» **Page layout parsing data**:

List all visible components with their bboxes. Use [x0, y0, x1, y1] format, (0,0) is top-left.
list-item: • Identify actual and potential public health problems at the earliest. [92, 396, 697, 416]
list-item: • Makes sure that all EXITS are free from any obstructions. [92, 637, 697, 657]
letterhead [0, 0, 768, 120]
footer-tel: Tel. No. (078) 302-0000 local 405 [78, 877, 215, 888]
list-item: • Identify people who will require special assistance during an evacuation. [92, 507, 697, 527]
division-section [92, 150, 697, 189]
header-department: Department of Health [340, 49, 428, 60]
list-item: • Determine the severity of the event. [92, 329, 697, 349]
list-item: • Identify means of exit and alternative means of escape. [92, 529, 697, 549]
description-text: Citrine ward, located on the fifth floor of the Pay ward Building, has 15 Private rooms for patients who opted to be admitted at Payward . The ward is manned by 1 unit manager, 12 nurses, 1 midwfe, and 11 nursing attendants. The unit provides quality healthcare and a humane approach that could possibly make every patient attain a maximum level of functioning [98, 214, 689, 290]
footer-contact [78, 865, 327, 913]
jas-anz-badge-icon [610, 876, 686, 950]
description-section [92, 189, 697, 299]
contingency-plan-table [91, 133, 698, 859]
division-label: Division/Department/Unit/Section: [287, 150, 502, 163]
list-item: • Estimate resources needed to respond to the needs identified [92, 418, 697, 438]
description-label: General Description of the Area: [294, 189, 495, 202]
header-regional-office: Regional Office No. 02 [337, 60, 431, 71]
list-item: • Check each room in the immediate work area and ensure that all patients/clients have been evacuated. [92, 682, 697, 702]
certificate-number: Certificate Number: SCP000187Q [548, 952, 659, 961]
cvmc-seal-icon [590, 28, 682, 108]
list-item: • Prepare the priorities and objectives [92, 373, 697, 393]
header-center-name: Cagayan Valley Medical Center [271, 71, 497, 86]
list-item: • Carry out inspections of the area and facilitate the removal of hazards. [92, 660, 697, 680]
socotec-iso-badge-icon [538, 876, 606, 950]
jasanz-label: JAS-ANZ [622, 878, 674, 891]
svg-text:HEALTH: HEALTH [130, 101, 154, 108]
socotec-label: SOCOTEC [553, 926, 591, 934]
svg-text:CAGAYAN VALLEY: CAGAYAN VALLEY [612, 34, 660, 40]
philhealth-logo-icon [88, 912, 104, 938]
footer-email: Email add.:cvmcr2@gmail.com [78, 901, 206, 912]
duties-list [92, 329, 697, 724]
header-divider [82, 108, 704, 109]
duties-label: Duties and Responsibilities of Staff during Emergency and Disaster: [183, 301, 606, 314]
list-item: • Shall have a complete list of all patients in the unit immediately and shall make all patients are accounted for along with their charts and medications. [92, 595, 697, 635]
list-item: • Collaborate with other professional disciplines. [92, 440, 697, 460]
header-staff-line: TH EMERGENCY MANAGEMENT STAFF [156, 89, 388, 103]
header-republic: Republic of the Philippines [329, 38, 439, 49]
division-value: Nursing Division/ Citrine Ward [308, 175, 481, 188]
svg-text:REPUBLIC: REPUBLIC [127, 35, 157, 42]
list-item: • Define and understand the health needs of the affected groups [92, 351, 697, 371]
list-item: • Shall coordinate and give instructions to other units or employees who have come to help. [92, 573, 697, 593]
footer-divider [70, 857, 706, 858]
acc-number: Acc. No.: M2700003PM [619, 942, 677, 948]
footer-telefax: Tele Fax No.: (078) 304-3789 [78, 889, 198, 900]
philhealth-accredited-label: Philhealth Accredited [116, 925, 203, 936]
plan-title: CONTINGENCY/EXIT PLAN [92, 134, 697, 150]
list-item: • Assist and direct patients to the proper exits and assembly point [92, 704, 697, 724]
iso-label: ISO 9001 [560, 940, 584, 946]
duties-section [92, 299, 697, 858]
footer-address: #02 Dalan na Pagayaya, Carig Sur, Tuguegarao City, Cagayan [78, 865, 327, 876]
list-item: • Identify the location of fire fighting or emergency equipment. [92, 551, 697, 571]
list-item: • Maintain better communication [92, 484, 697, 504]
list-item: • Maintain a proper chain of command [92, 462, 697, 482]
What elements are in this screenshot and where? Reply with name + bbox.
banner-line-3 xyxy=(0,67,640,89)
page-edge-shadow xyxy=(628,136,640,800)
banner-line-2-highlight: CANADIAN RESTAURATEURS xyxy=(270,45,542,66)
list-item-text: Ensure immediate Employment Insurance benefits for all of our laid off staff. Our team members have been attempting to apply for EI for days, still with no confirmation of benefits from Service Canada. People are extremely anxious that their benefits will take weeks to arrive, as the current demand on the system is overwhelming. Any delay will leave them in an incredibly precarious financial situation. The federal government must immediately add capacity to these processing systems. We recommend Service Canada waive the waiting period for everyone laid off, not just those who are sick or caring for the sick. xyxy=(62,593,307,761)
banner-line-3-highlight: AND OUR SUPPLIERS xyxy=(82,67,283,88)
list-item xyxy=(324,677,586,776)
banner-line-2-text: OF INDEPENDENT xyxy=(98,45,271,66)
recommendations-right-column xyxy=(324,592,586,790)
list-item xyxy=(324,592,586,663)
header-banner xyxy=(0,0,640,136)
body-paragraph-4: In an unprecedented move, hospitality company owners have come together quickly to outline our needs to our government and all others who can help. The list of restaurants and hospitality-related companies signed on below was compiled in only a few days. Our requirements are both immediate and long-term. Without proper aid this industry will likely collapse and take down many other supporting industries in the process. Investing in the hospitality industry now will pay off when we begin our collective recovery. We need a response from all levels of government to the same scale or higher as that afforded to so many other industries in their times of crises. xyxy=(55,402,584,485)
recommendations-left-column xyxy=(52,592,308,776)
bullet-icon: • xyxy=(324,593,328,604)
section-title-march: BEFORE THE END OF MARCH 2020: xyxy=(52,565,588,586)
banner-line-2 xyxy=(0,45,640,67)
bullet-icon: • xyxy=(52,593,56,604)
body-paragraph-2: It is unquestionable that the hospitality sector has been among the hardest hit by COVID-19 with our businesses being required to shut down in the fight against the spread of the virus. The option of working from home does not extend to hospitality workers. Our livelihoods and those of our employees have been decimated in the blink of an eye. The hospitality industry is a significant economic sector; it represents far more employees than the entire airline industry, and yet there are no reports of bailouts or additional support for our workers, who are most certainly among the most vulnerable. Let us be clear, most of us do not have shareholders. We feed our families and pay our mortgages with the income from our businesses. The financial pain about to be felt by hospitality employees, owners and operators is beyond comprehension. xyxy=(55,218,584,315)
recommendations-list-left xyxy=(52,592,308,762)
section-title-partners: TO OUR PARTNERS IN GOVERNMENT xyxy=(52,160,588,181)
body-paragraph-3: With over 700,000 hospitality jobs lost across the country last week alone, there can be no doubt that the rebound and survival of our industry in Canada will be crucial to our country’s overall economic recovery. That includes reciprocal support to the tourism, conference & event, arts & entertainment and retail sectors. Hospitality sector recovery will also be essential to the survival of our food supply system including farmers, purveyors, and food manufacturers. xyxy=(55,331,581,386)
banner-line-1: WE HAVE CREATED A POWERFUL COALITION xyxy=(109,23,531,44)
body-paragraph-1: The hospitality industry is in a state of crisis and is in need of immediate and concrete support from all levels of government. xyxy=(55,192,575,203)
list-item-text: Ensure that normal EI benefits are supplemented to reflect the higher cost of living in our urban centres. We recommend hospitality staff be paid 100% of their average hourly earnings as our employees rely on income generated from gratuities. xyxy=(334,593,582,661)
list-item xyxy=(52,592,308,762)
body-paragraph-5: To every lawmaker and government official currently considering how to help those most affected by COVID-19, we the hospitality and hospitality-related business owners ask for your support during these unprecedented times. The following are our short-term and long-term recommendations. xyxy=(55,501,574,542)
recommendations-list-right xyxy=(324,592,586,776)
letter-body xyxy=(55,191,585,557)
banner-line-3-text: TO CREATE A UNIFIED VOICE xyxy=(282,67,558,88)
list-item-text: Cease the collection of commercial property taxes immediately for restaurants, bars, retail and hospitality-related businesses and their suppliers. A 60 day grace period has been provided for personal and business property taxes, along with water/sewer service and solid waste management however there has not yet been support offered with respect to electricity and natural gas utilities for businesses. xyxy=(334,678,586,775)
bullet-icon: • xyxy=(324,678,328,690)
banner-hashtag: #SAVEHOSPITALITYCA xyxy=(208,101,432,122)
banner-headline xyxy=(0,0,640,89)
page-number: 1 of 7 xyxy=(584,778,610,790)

» **WHAT THE TASK REQUIRES**: In the records above, find each line with the word "recovery" and copy it out.

» **RESPONSE**:
body-paragraph-4: In an unprecedented move, hospitality company owners have come together quickly to outline our needs to our government and all others who can help. The list of restaurants and hospitality-related companies signed on below was compiled in only a few days. Our requirements are both immediate and long-term. Without proper aid this industry will likely collapse and take down many other supporting industries in the process. Investing in the hospitality industry now will pay off when we begin our collective recovery. We need a response from all levels of government to the same scale or higher as that afforded to so many other industries in their times of crises. xyxy=(55,402,584,485)
body-paragraph-3: With over 700,000 hospitality jobs lost across the country last week alone, there can be no doubt that the rebound and survival of our industry in Canada will be crucial to our country’s overall economic recovery. That includes reciprocal support to the tourism, conference & event, arts & entertainment and retail sectors. Hospitality sector recovery will also be essential to the survival of our food supply system including farmers, purveyors, and food manufacturers. xyxy=(55,331,581,386)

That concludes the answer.